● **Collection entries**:
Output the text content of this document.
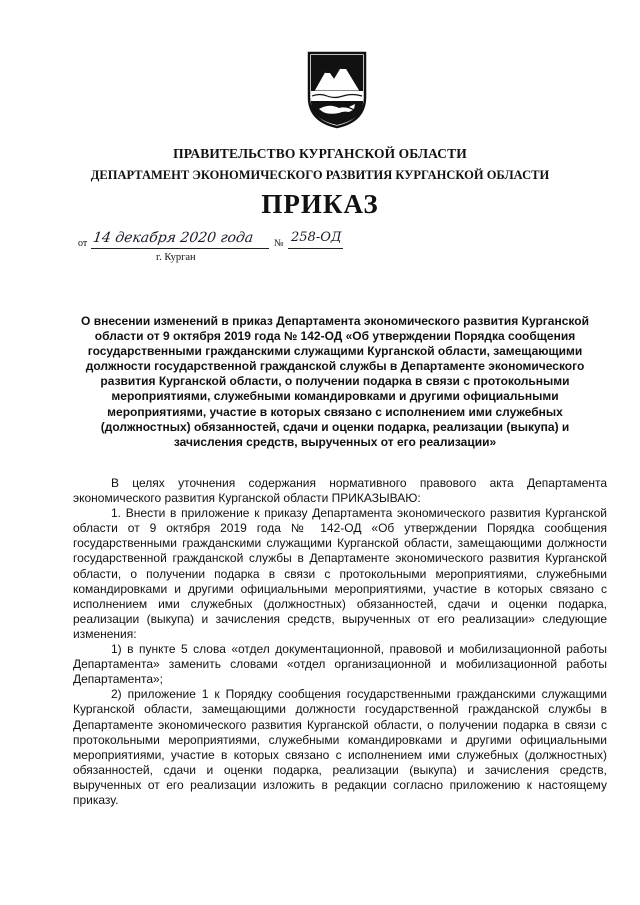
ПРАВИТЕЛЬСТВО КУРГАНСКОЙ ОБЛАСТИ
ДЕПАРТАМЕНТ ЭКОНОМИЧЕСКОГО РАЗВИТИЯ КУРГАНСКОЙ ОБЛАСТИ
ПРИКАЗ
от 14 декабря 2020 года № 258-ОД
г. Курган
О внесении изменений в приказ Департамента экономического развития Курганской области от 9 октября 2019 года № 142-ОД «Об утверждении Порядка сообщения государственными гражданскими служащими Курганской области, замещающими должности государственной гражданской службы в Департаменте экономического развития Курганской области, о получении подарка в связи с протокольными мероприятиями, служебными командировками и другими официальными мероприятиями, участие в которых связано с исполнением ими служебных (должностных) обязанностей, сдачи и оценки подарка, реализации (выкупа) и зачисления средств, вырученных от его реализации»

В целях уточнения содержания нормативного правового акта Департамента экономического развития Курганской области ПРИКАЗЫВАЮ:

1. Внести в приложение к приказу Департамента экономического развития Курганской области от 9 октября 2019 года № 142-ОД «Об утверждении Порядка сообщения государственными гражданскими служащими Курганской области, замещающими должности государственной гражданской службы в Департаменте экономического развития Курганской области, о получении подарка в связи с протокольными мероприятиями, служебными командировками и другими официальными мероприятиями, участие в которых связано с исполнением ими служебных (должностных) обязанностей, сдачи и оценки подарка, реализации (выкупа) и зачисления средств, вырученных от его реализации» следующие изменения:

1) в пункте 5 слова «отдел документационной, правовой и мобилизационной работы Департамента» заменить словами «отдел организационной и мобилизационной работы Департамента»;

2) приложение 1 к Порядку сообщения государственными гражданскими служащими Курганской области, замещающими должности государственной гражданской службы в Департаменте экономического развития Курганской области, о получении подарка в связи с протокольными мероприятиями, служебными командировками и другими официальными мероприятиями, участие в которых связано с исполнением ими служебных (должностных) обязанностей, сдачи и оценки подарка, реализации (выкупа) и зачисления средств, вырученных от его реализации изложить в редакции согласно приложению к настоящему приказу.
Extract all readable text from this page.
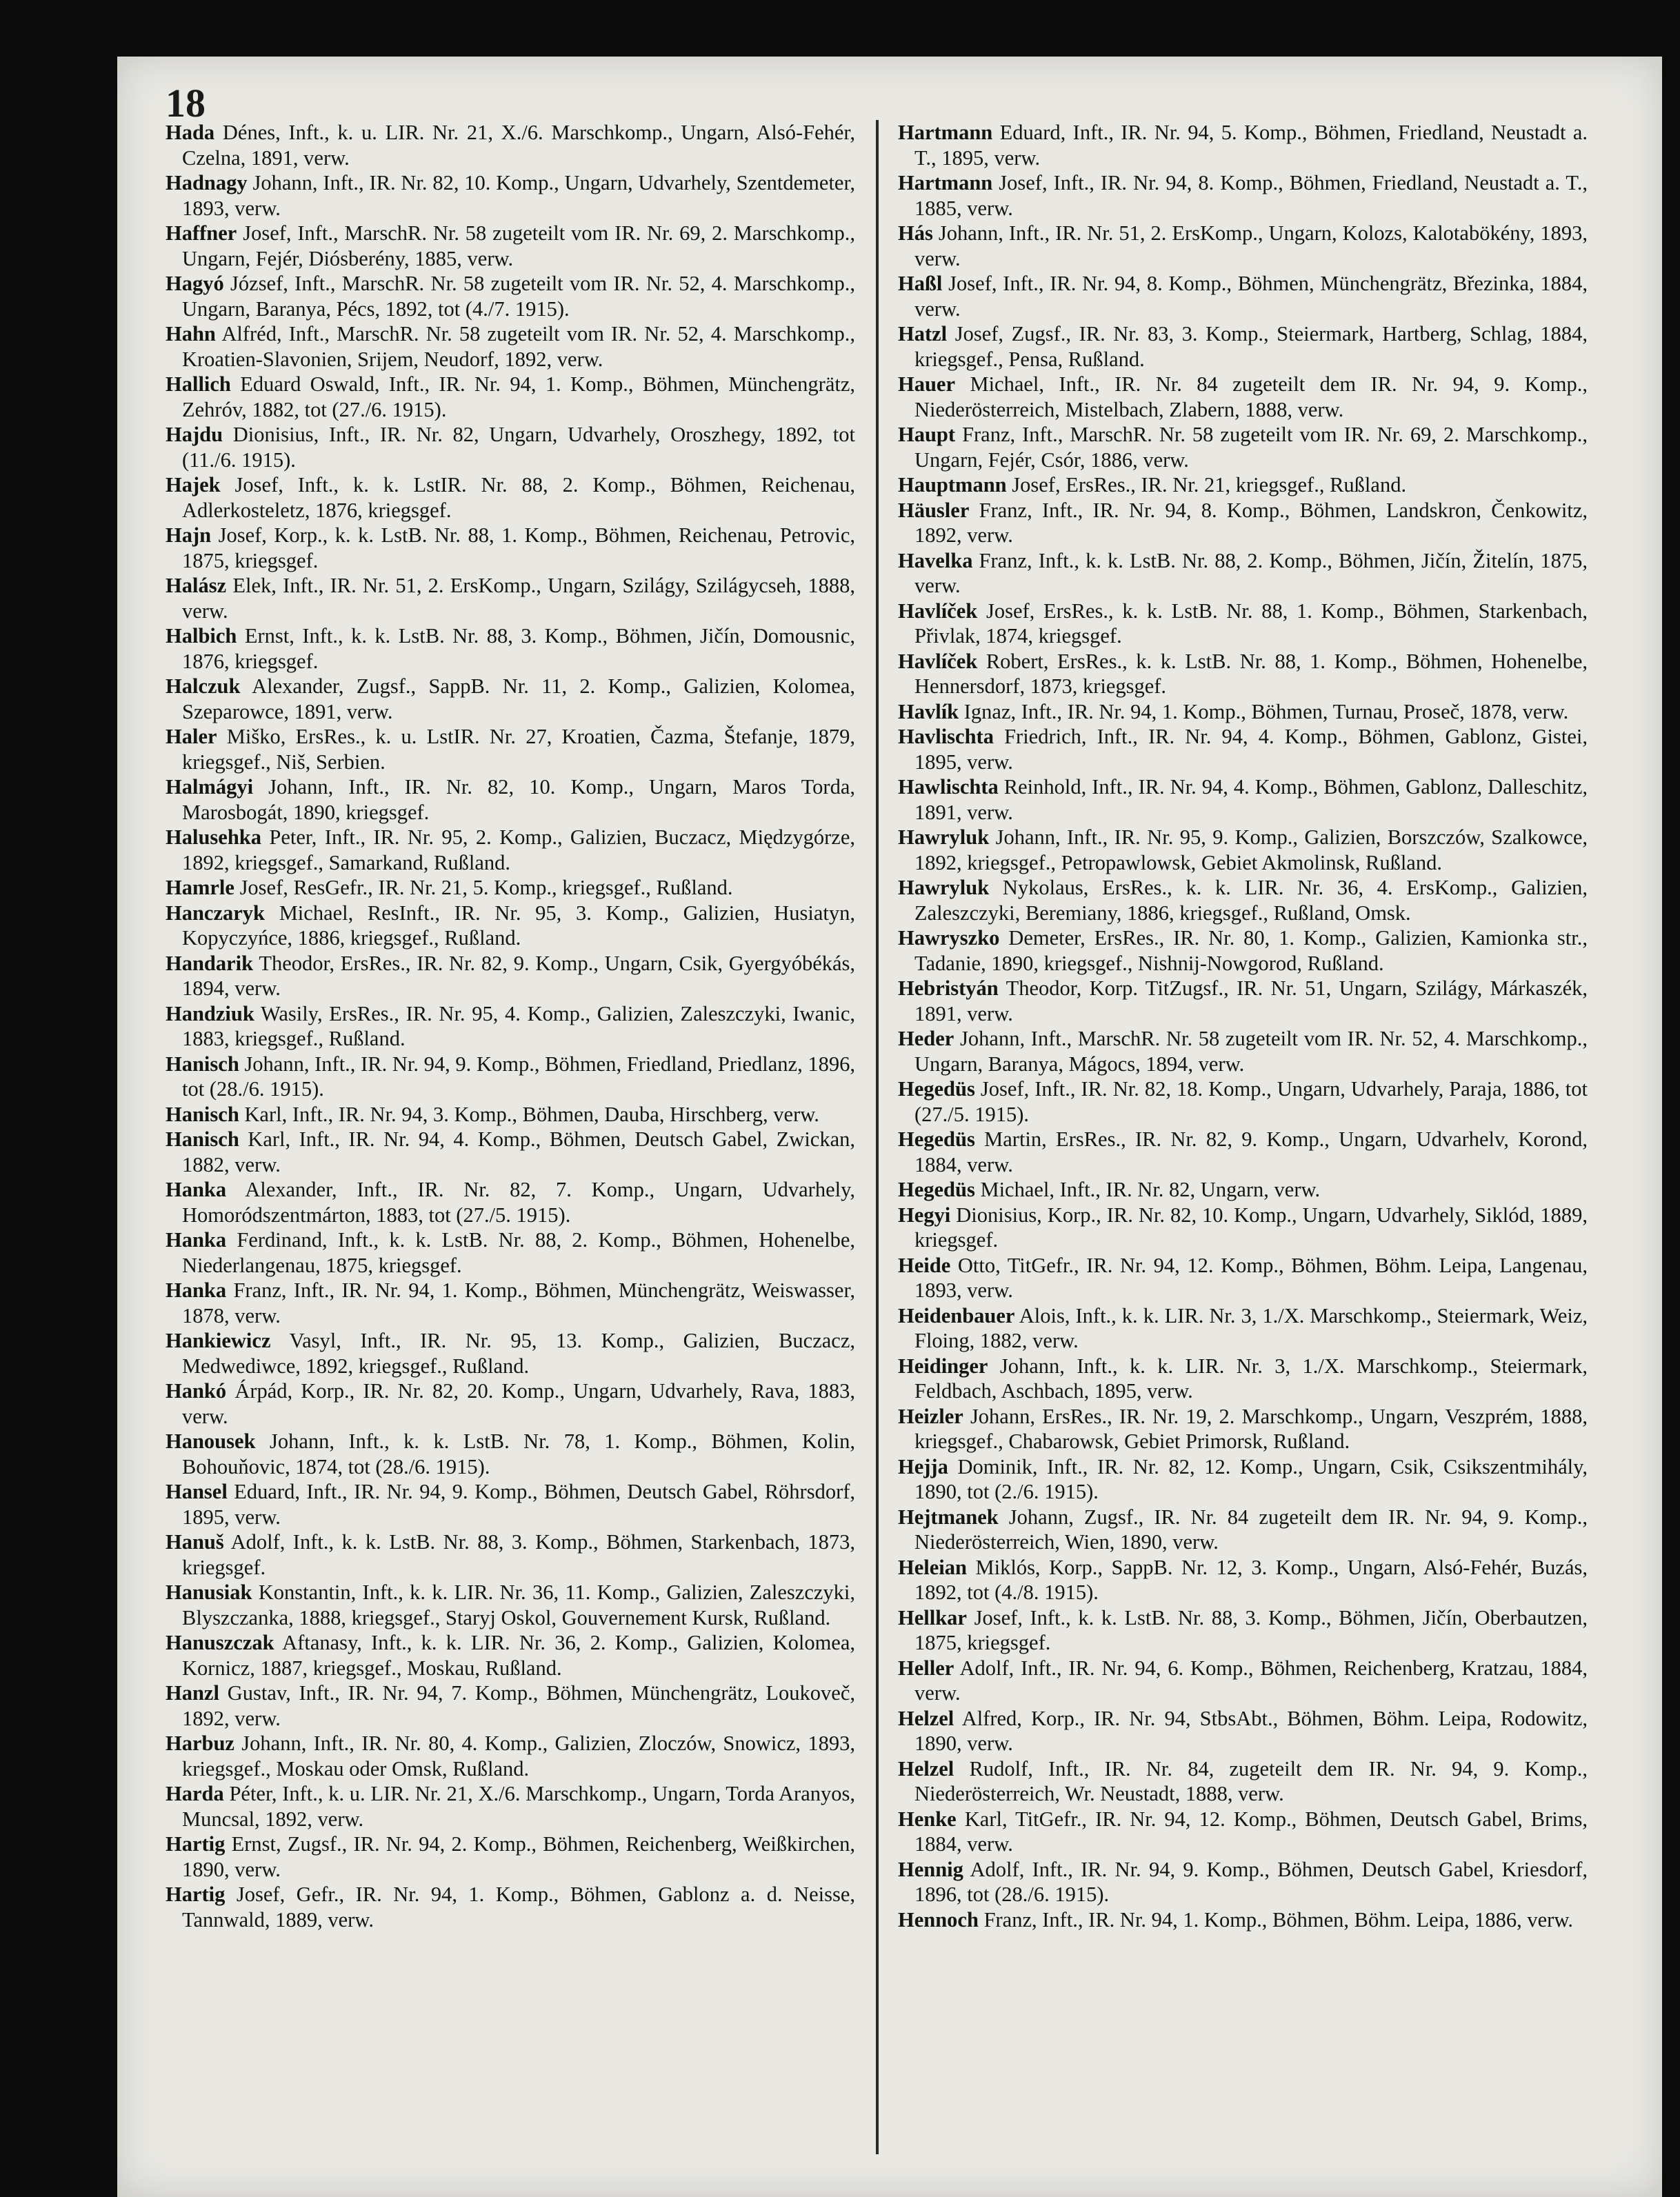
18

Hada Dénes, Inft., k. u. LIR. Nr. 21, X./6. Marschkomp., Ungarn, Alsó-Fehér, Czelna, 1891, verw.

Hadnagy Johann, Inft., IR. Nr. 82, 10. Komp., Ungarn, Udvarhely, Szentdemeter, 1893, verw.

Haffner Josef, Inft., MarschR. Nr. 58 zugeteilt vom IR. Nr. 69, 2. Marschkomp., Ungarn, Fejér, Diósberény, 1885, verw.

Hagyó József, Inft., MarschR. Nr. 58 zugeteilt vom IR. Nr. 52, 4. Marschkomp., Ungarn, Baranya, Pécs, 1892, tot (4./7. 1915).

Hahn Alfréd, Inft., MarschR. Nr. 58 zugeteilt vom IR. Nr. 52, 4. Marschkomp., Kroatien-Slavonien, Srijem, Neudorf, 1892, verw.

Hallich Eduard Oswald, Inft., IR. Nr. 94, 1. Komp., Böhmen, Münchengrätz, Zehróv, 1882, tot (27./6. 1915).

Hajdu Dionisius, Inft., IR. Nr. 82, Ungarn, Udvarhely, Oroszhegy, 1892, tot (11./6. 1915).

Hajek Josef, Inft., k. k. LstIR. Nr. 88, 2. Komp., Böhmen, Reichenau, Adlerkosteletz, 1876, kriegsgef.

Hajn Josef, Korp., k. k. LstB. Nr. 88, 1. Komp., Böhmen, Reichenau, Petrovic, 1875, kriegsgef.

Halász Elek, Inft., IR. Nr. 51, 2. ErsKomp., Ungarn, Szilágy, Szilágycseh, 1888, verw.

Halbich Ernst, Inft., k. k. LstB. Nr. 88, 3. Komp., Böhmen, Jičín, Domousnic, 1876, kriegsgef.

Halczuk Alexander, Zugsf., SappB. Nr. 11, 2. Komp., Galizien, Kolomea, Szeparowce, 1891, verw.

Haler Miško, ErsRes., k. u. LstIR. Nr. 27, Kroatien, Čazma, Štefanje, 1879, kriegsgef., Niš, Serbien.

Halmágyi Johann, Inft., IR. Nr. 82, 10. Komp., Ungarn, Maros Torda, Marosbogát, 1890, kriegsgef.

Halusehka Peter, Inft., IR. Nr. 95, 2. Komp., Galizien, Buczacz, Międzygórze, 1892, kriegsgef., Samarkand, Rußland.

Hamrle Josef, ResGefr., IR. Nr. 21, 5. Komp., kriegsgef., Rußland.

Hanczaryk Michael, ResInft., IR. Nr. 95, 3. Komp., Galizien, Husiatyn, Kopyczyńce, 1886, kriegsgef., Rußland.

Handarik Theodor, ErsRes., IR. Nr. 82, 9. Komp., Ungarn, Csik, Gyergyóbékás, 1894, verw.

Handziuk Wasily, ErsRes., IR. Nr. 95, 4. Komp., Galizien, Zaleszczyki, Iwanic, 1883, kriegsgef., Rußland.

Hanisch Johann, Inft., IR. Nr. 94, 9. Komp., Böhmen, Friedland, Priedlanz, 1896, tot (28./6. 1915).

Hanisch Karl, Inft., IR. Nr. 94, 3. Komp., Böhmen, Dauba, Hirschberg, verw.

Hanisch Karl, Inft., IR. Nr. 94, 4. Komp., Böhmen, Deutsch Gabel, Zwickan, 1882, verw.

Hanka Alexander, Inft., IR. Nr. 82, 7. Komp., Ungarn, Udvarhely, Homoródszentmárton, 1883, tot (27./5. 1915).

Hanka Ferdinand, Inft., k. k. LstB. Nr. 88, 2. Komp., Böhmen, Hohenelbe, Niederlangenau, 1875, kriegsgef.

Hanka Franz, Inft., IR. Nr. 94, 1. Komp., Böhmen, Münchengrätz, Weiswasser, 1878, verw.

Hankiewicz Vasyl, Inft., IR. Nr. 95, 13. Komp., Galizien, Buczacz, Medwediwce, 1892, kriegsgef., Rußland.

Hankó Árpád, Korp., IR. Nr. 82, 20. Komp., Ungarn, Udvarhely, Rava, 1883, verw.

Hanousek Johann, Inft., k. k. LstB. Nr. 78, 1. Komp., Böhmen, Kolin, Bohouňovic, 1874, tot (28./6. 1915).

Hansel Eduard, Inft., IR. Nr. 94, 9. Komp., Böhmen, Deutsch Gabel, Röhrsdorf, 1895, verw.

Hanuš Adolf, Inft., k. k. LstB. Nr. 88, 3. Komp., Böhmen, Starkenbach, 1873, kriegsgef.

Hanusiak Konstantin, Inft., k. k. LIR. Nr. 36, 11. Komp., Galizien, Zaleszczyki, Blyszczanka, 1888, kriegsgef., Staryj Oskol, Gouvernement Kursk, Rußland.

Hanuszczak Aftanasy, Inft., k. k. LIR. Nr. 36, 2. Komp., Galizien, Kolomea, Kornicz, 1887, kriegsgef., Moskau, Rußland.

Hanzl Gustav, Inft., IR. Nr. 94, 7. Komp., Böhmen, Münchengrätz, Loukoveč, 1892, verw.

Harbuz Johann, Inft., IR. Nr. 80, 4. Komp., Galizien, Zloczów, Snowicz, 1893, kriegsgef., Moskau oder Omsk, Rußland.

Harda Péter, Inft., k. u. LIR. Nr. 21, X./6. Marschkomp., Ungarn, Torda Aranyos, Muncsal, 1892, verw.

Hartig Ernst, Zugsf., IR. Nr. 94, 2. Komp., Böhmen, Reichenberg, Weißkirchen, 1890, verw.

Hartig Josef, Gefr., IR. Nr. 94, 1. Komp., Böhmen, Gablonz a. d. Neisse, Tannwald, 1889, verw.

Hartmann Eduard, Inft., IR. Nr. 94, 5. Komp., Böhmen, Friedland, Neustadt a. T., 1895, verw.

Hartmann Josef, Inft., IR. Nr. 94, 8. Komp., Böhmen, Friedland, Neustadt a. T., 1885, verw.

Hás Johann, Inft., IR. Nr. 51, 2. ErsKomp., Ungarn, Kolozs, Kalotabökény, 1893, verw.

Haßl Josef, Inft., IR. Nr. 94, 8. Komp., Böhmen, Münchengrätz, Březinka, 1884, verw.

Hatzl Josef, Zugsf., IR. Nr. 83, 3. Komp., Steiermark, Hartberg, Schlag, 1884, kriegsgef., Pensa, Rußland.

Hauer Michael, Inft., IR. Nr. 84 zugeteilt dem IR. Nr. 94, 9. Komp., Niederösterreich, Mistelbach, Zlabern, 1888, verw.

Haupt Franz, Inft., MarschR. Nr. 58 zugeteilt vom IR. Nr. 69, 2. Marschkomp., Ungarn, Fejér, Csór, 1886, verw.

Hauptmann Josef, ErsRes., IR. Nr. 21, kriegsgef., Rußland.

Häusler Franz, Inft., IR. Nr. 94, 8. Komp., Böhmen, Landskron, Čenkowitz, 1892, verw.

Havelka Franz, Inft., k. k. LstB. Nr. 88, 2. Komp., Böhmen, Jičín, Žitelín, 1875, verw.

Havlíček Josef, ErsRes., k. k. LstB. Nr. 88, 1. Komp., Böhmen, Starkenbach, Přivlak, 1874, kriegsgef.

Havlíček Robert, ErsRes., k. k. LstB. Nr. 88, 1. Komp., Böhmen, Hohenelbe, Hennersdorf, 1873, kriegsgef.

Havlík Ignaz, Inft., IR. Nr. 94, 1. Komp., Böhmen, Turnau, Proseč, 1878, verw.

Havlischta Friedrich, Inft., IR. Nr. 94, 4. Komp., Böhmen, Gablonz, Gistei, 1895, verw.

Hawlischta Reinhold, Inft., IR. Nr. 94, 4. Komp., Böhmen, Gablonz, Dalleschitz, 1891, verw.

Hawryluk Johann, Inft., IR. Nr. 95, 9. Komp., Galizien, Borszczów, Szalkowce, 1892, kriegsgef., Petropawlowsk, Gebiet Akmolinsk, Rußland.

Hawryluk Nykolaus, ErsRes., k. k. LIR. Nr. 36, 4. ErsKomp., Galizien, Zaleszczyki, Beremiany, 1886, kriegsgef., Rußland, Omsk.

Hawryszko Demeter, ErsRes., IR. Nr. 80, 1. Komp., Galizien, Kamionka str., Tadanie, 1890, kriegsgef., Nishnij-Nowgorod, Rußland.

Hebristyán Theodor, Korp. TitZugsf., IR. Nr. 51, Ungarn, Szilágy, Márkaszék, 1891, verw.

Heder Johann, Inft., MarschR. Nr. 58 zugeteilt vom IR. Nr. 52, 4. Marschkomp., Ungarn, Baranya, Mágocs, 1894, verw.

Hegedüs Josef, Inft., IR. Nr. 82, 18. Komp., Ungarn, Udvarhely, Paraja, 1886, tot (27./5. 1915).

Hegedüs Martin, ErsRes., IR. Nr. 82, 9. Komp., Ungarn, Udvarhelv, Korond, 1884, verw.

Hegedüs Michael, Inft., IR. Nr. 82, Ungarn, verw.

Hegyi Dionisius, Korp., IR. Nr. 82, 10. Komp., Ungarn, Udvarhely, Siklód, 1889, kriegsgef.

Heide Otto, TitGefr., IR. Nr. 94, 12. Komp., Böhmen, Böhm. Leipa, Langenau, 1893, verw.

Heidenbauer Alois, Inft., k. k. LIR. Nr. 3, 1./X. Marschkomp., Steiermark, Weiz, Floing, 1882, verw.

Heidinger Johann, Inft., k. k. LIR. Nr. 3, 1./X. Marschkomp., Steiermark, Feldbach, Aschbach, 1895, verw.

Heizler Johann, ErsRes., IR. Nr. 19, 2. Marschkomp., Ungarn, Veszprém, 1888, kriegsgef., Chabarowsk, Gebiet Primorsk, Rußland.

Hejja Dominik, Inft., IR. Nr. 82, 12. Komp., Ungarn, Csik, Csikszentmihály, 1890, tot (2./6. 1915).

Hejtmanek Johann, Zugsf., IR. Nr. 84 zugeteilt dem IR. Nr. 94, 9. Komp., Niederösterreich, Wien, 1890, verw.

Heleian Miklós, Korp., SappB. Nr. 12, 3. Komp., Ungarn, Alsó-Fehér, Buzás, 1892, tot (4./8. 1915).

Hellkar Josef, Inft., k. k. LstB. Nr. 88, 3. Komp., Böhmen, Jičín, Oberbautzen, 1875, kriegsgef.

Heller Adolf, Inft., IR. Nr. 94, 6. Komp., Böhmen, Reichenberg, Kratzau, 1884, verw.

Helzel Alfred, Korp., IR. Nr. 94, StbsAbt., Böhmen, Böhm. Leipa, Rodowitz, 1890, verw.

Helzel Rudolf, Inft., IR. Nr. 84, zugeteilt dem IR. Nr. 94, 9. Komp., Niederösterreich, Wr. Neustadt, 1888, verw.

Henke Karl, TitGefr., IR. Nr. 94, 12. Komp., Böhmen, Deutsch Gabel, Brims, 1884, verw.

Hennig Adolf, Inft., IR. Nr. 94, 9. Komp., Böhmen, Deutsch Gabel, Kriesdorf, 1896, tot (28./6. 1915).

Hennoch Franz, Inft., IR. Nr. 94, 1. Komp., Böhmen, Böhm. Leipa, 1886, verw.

● **PROBLEM DETAILS**:
Filter the records for lines holding the string "Udvarhely". Copy each one.

● **WRITTEN ANSWER**:
Hadnagy Johann, Inft., IR. Nr. 82, 10. Komp., Ungarn, Udvarhely, Szentdemeter, 1893, verw.
Hajdu Dionisius, Inft., IR. Nr. 82, Ungarn, Udvarhely, Oroszhegy, 1892, tot (11./6. 1915).
Hanka Alexander, Inft., IR. Nr. 82, 7. Komp., Ungarn, Udvarhely, Homoródszentmárton, 1883, tot (27./5. 1915).
Hankó Árpád, Korp., IR. Nr. 82, 20. Komp., Ungarn, Udvarhely, Rava, 1883, verw.
Hegedüs Josef, Inft., IR. Nr. 82, 18. Komp., Ungarn, Udvarhely, Paraja, 1886, tot (27./5. 1915).
Hegyi Dionisius, Korp., IR. Nr. 82, 10. Komp., Ungarn, Udvarhely, Siklód, 1889, kriegsgef.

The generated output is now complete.